### WHAT TO WORK ON
Copy out every line that contains "elnevezése".

### ENTRIES SHOWN
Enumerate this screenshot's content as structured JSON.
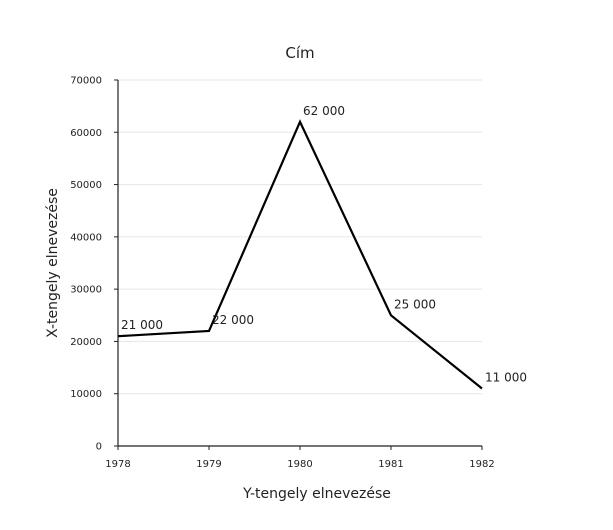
{
  "chart_data": {
    "type": "line",
    "title": "Cím",
    "xlabel": "Y-tengely elnevezése",
    "ylabel": "X-tengely elnevezése",
    "categories": [
      "1978",
      "1979",
      "1980",
      "1981",
      "1982"
    ],
    "y_ticks": [
      "0",
      "10000",
      "20000",
      "30000",
      "40000",
      "50000",
      "60000",
      "70000"
    ],
    "ylim": [
      0,
      70000
    ],
    "grid": true,
    "legend": "none",
    "series": [
      {
        "values": [
          21000,
          22000,
          62000,
          25000,
          11000
        ],
        "data_labels": [
          "21 000",
          "22 000",
          "62 000",
          "25 000",
          "11 000"
        ],
        "color": "#000000"
      }
    ]
  }
}
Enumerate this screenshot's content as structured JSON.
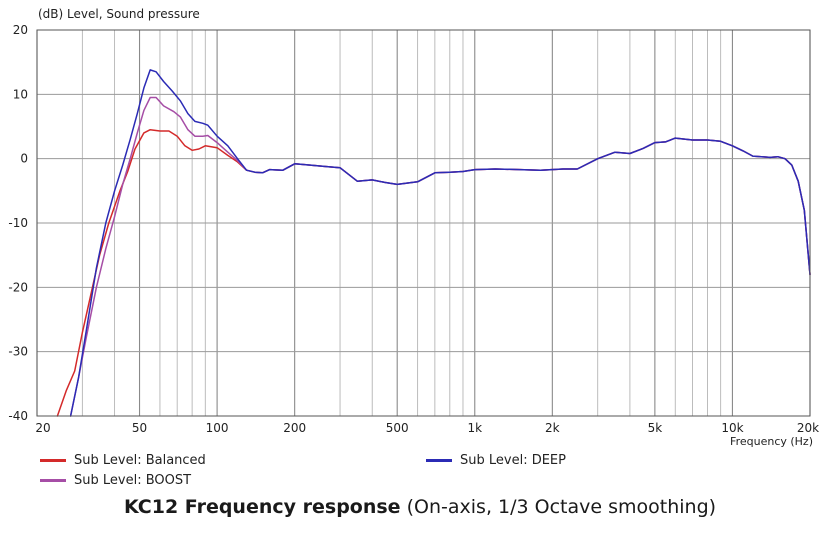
{
  "chart_data": {
    "type": "line",
    "ylabel": "(dB)  Level, Sound pressure",
    "xlabel": "Frequency  (Hz)",
    "xscale": "log",
    "xlim": [
      20,
      20000
    ],
    "ylim": [
      -40,
      20
    ],
    "yticks": [
      20,
      10,
      0,
      -10,
      -20,
      -30,
      -40
    ],
    "xtick_labels": [
      {
        "value": 20,
        "label": "20"
      },
      {
        "value": 50,
        "label": "50"
      },
      {
        "value": 100,
        "label": "100"
      },
      {
        "value": 200,
        "label": "200"
      },
      {
        "value": 500,
        "label": "500"
      },
      {
        "value": 1000,
        "label": "1k"
      },
      {
        "value": 2000,
        "label": "2k"
      },
      {
        "value": 5000,
        "label": "5k"
      },
      {
        "value": 10000,
        "label": "10k"
      },
      {
        "value": 20000,
        "label": "20k"
      }
    ],
    "grid": true,
    "legend_position": "bottom",
    "series": [
      {
        "name": "Sub Level: Balanced",
        "color": "#d42a2a",
        "points": [
          [
            24,
            -40
          ],
          [
            26,
            -36
          ],
          [
            28,
            -33
          ],
          [
            30,
            -27
          ],
          [
            32,
            -22
          ],
          [
            35,
            -15
          ],
          [
            38,
            -10
          ],
          [
            42,
            -5
          ],
          [
            45,
            -2
          ],
          [
            48,
            1.5
          ],
          [
            52,
            4
          ],
          [
            55,
            4.5
          ],
          [
            60,
            4.3
          ],
          [
            65,
            4.3
          ],
          [
            70,
            3.5
          ],
          [
            75,
            2
          ],
          [
            80,
            1.3
          ],
          [
            85,
            1.5
          ],
          [
            90,
            2
          ],
          [
            100,
            1.7
          ],
          [
            110,
            0.5
          ],
          [
            120,
            -0.5
          ],
          [
            130,
            -1.8
          ],
          [
            140,
            -2.1
          ],
          [
            150,
            -2.2
          ],
          [
            160,
            -1.7
          ],
          [
            180,
            -1.8
          ],
          [
            200,
            -0.8
          ],
          [
            230,
            -1
          ],
          [
            260,
            -1.2
          ],
          [
            300,
            -1.4
          ],
          [
            350,
            -3.5
          ],
          [
            400,
            -3.3
          ],
          [
            450,
            -3.7
          ],
          [
            500,
            -4
          ],
          [
            600,
            -3.6
          ],
          [
            700,
            -2.2
          ],
          [
            800,
            -2.1
          ],
          [
            900,
            -2
          ],
          [
            1000,
            -1.7
          ],
          [
            1200,
            -1.6
          ],
          [
            1500,
            -1.7
          ],
          [
            1800,
            -1.8
          ],
          [
            2200,
            -1.6
          ],
          [
            2500,
            -1.6
          ],
          [
            3000,
            0
          ],
          [
            3500,
            1
          ],
          [
            4000,
            0.8
          ],
          [
            4500,
            1.6
          ],
          [
            5000,
            2.5
          ],
          [
            5500,
            2.6
          ],
          [
            6000,
            3.2
          ],
          [
            7000,
            2.9
          ],
          [
            8000,
            2.9
          ],
          [
            9000,
            2.7
          ],
          [
            10000,
            2
          ],
          [
            11000,
            1.2
          ],
          [
            12000,
            0.4
          ],
          [
            14000,
            0.2
          ],
          [
            15000,
            0.3
          ],
          [
            16000,
            0
          ],
          [
            17000,
            -1
          ],
          [
            18000,
            -3.5
          ],
          [
            19000,
            -8
          ],
          [
            20000,
            -18
          ]
        ]
      },
      {
        "name": "Sub Level: BOOST",
        "color": "#a64ea6",
        "points": [
          [
            27,
            -40
          ],
          [
            29,
            -34
          ],
          [
            31,
            -28
          ],
          [
            34,
            -20
          ],
          [
            37,
            -14
          ],
          [
            40,
            -9
          ],
          [
            43,
            -4
          ],
          [
            46,
            0
          ],
          [
            49,
            4
          ],
          [
            52,
            7.5
          ],
          [
            55,
            9.5
          ],
          [
            58,
            9.5
          ],
          [
            62,
            8.2
          ],
          [
            68,
            7.3
          ],
          [
            72,
            6.5
          ],
          [
            77,
            4.5
          ],
          [
            82,
            3.5
          ],
          [
            88,
            3.5
          ],
          [
            92,
            3.6
          ],
          [
            100,
            2.5
          ],
          [
            110,
            1
          ],
          [
            120,
            -0.3
          ],
          [
            130,
            -1.8
          ],
          [
            140,
            -2.1
          ],
          [
            150,
            -2.2
          ],
          [
            160,
            -1.7
          ],
          [
            180,
            -1.8
          ],
          [
            200,
            -0.8
          ],
          [
            230,
            -1
          ],
          [
            260,
            -1.2
          ],
          [
            300,
            -1.4
          ],
          [
            350,
            -3.5
          ],
          [
            400,
            -3.3
          ],
          [
            450,
            -3.7
          ],
          [
            500,
            -4
          ],
          [
            600,
            -3.6
          ],
          [
            700,
            -2.2
          ],
          [
            800,
            -2.1
          ],
          [
            900,
            -2
          ],
          [
            1000,
            -1.7
          ],
          [
            1200,
            -1.6
          ],
          [
            1500,
            -1.7
          ],
          [
            1800,
            -1.8
          ],
          [
            2200,
            -1.6
          ],
          [
            2500,
            -1.6
          ],
          [
            3000,
            0
          ],
          [
            3500,
            1
          ],
          [
            4000,
            0.8
          ],
          [
            4500,
            1.6
          ],
          [
            5000,
            2.5
          ],
          [
            5500,
            2.6
          ],
          [
            6000,
            3.2
          ],
          [
            7000,
            2.9
          ],
          [
            8000,
            2.9
          ],
          [
            9000,
            2.7
          ],
          [
            10000,
            2
          ],
          [
            11000,
            1.2
          ],
          [
            12000,
            0.4
          ],
          [
            14000,
            0.2
          ],
          [
            15000,
            0.3
          ],
          [
            16000,
            0
          ],
          [
            17000,
            -1
          ],
          [
            18000,
            -3.5
          ],
          [
            19000,
            -8
          ],
          [
            20000,
            -18
          ]
        ]
      },
      {
        "name": "Sub Level: DEEP",
        "color": "#2b2bb5",
        "points": [
          [
            27,
            -40
          ],
          [
            29,
            -34
          ],
          [
            31,
            -27
          ],
          [
            34,
            -17
          ],
          [
            37,
            -10
          ],
          [
            40,
            -5
          ],
          [
            43,
            -1
          ],
          [
            46,
            3
          ],
          [
            49,
            7
          ],
          [
            52,
            11
          ],
          [
            55,
            13.8
          ],
          [
            58,
            13.5
          ],
          [
            62,
            12
          ],
          [
            67,
            10.5
          ],
          [
            72,
            9
          ],
          [
            77,
            7
          ],
          [
            82,
            5.8
          ],
          [
            88,
            5.5
          ],
          [
            92,
            5.2
          ],
          [
            100,
            3.5
          ],
          [
            110,
            2
          ],
          [
            120,
            0
          ],
          [
            130,
            -1.8
          ],
          [
            140,
            -2.1
          ],
          [
            150,
            -2.2
          ],
          [
            160,
            -1.7
          ],
          [
            180,
            -1.8
          ],
          [
            200,
            -0.8
          ],
          [
            230,
            -1
          ],
          [
            260,
            -1.2
          ],
          [
            300,
            -1.4
          ],
          [
            350,
            -3.5
          ],
          [
            400,
            -3.3
          ],
          [
            450,
            -3.7
          ],
          [
            500,
            -4
          ],
          [
            600,
            -3.6
          ],
          [
            700,
            -2.2
          ],
          [
            800,
            -2.1
          ],
          [
            900,
            -2
          ],
          [
            1000,
            -1.7
          ],
          [
            1200,
            -1.6
          ],
          [
            1500,
            -1.7
          ],
          [
            1800,
            -1.8
          ],
          [
            2200,
            -1.6
          ],
          [
            2500,
            -1.6
          ],
          [
            3000,
            0
          ],
          [
            3500,
            1
          ],
          [
            4000,
            0.8
          ],
          [
            4500,
            1.6
          ],
          [
            5000,
            2.5
          ],
          [
            5500,
            2.6
          ],
          [
            6000,
            3.2
          ],
          [
            7000,
            2.9
          ],
          [
            8000,
            2.9
          ],
          [
            9000,
            2.7
          ],
          [
            10000,
            2
          ],
          [
            11000,
            1.2
          ],
          [
            12000,
            0.4
          ],
          [
            14000,
            0.2
          ],
          [
            15000,
            0.3
          ],
          [
            16000,
            0
          ],
          [
            17000,
            -1
          ],
          [
            18000,
            -3.5
          ],
          [
            19000,
            -8
          ],
          [
            20000,
            -18
          ]
        ]
      }
    ]
  },
  "caption": {
    "bold": "KC12 Frequency response",
    "rest": " (On-axis, 1/3 Octave smoothing)"
  }
}
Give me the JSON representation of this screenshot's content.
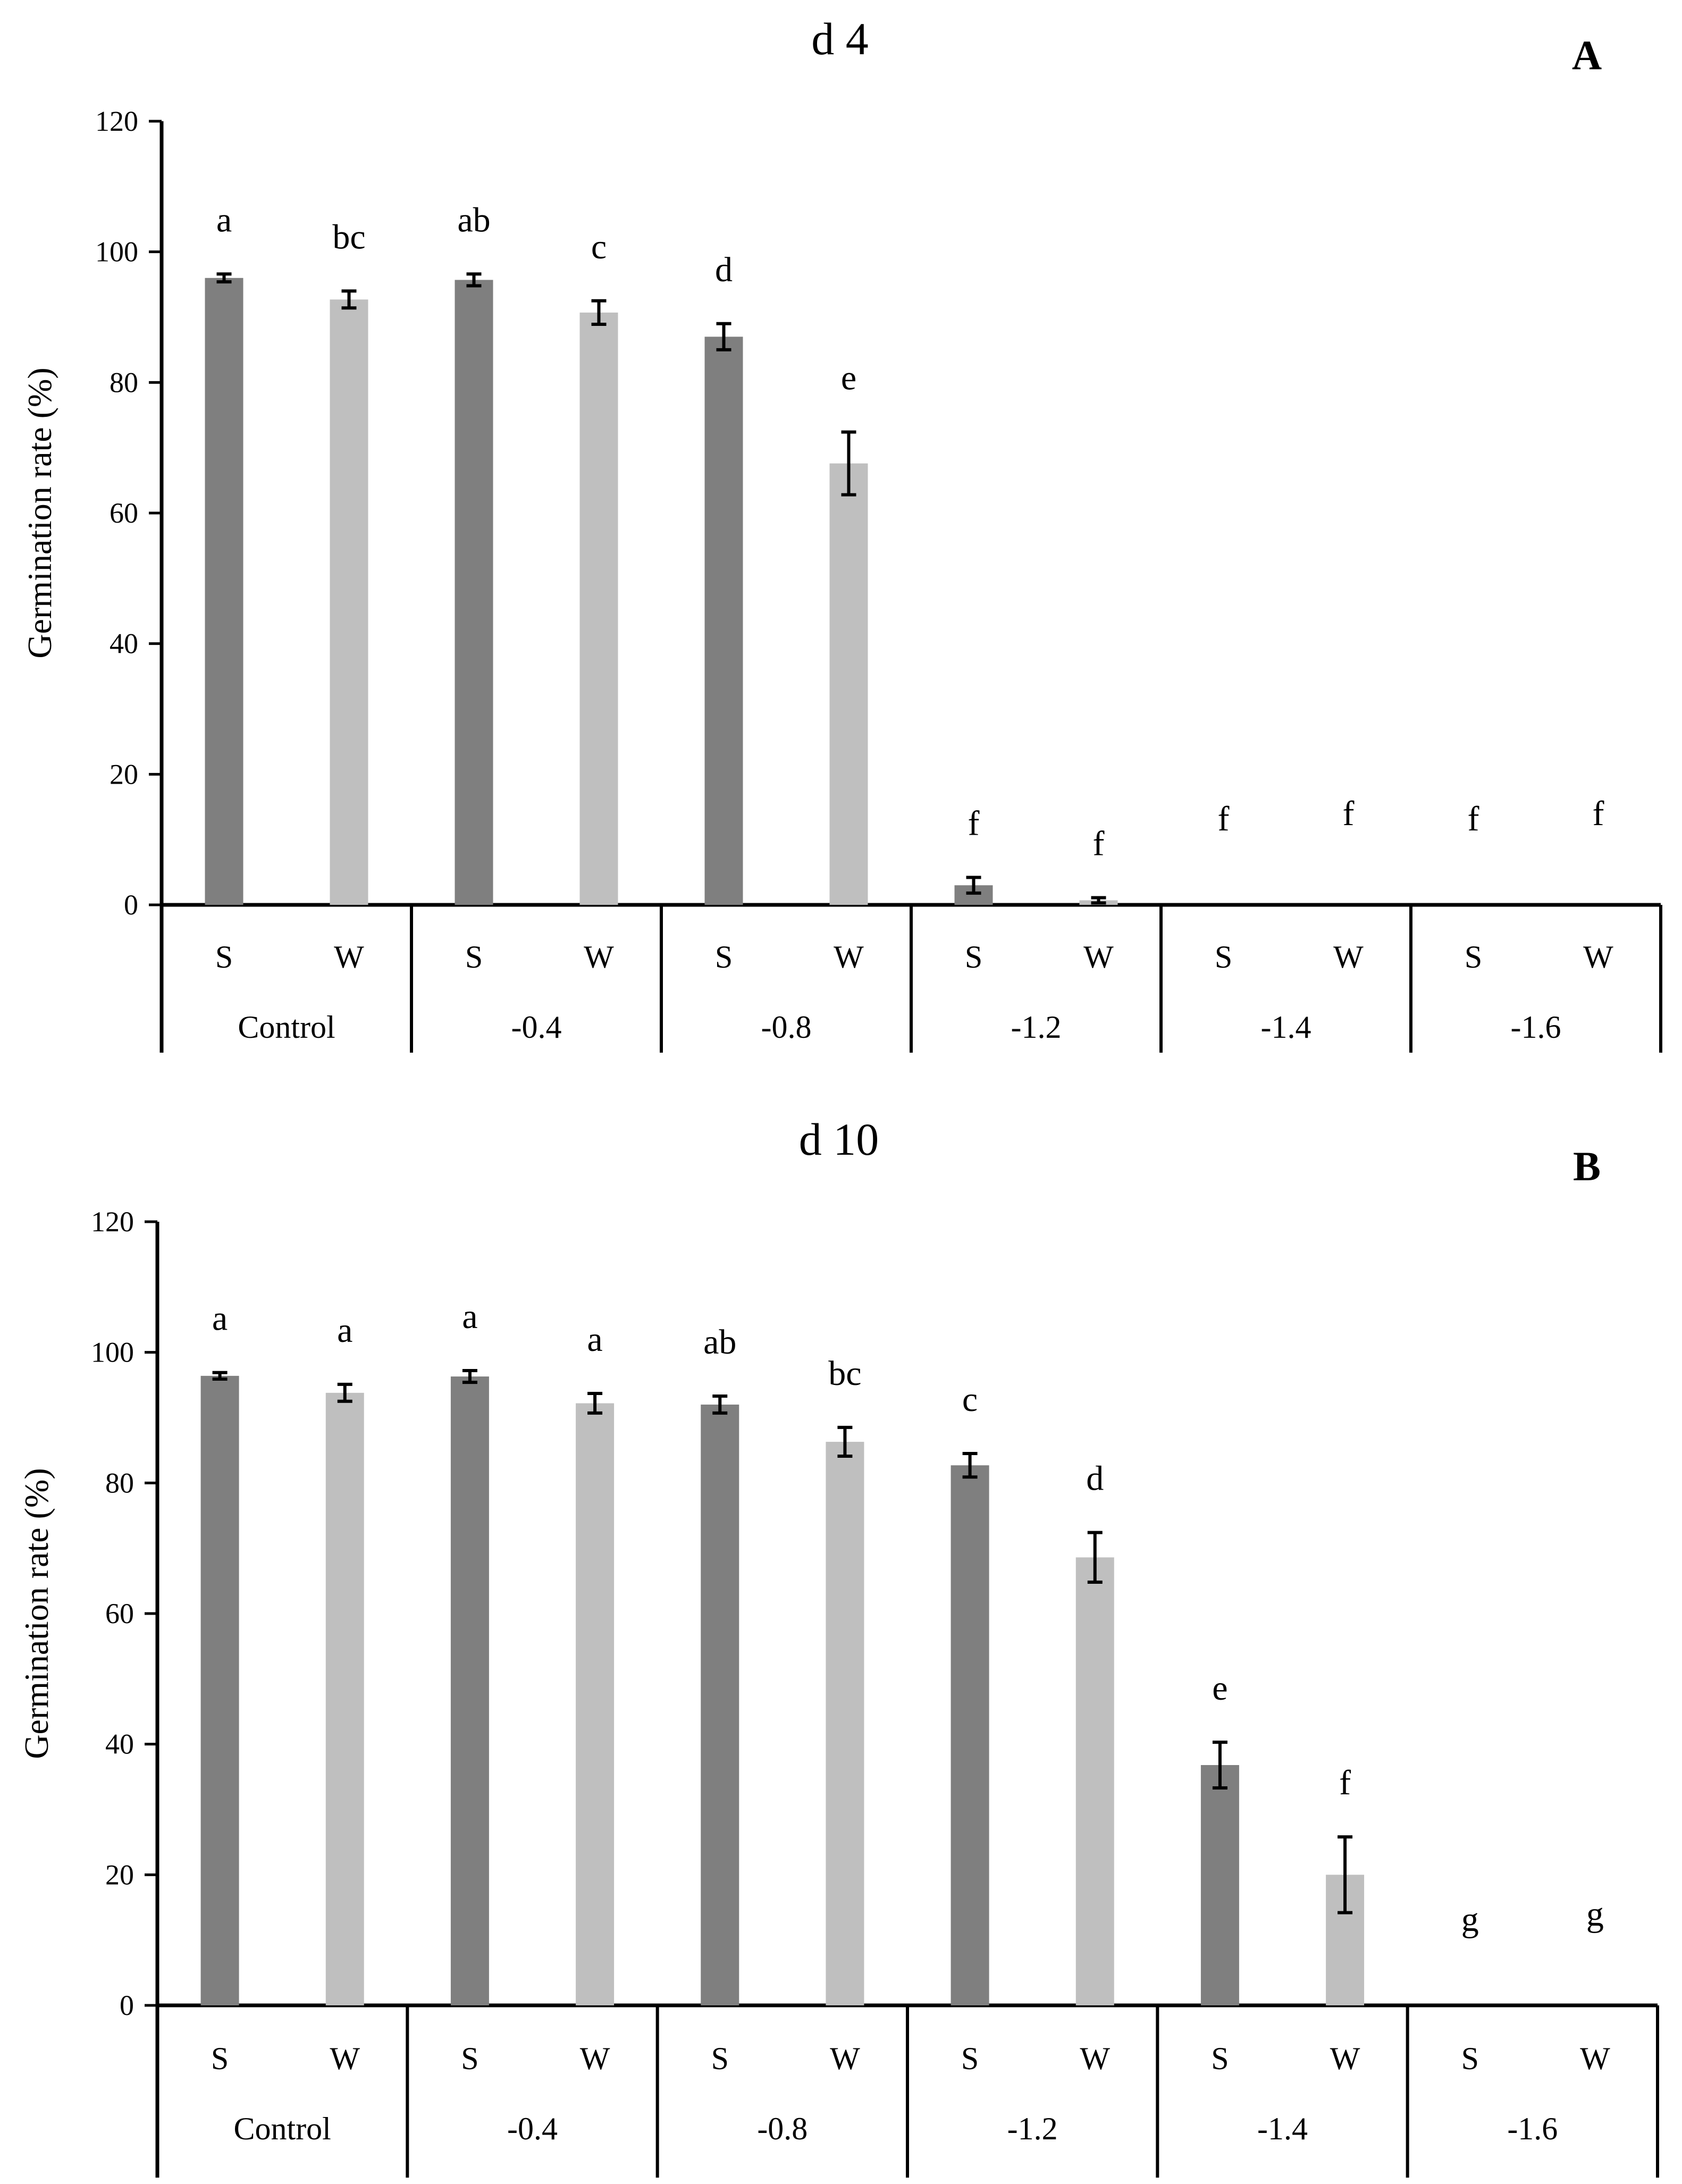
{
  "colors": {
    "S": "#7f7f7f",
    "W": "#bfbfbf",
    "axis": "#000000",
    "background": "#ffffff"
  },
  "chart_data": [
    {
      "type": "bar",
      "title": "d 4",
      "panel": "A",
      "ylabel": "Germination rate (%)",
      "ylim": [
        0,
        120
      ],
      "yticks": [
        "0",
        "20",
        "40",
        "60",
        "80",
        "100",
        "120"
      ],
      "groups": [
        "Control",
        "-0.4",
        "-0.8",
        "-1.2",
        "-1.4",
        "-1.6"
      ],
      "subcategories": [
        "S",
        "W"
      ],
      "series": [
        {
          "name": "S",
          "values": [
            96.0,
            95.7,
            87.0,
            3.0,
            0,
            0
          ],
          "errors": [
            0.6,
            0.9,
            2.0,
            1.2,
            0,
            0
          ]
        },
        {
          "name": "W",
          "values": [
            92.7,
            90.7,
            67.6,
            0.7,
            0,
            0
          ],
          "errors": [
            1.3,
            1.8,
            4.8,
            0.4,
            0,
            0
          ]
        }
      ],
      "significance": {
        "S": [
          "a",
          "ab",
          "d",
          "f",
          "f",
          "f"
        ],
        "W": [
          "bc",
          "c",
          "e",
          "f",
          "f",
          "f"
        ]
      },
      "grid": false,
      "legend": "none"
    },
    {
      "type": "bar",
      "title": "d 10",
      "panel": "B",
      "ylabel": "Germination rate (%)",
      "ylim": [
        0,
        120
      ],
      "yticks": [
        "0",
        "20",
        "40",
        "60",
        "80",
        "100",
        "120"
      ],
      "groups": [
        "Control",
        "-0.4",
        "-0.8",
        "-1.2",
        "-1.4",
        "-1.6"
      ],
      "subcategories": [
        "S",
        "W"
      ],
      "series": [
        {
          "name": "S",
          "values": [
            96.4,
            96.3,
            92.0,
            82.7,
            36.8,
            0
          ],
          "errors": [
            0.5,
            0.9,
            1.3,
            1.8,
            3.5,
            0
          ]
        },
        {
          "name": "W",
          "values": [
            93.8,
            92.2,
            86.3,
            68.6,
            20.0,
            0
          ],
          "errors": [
            1.3,
            1.5,
            2.2,
            3.8,
            5.8,
            0
          ]
        }
      ],
      "significance": {
        "S": [
          "a",
          "a",
          "ab",
          "c",
          "e",
          "g"
        ],
        "W": [
          "a",
          "a",
          "bc",
          "d",
          "f",
          "g"
        ]
      },
      "grid": false,
      "legend": "none"
    }
  ]
}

### RESPONSE TO THIS EXERCISE
    "xlabel": "Y-tengely elnevezése",
    "ylabel": "X-tengely elnevezése",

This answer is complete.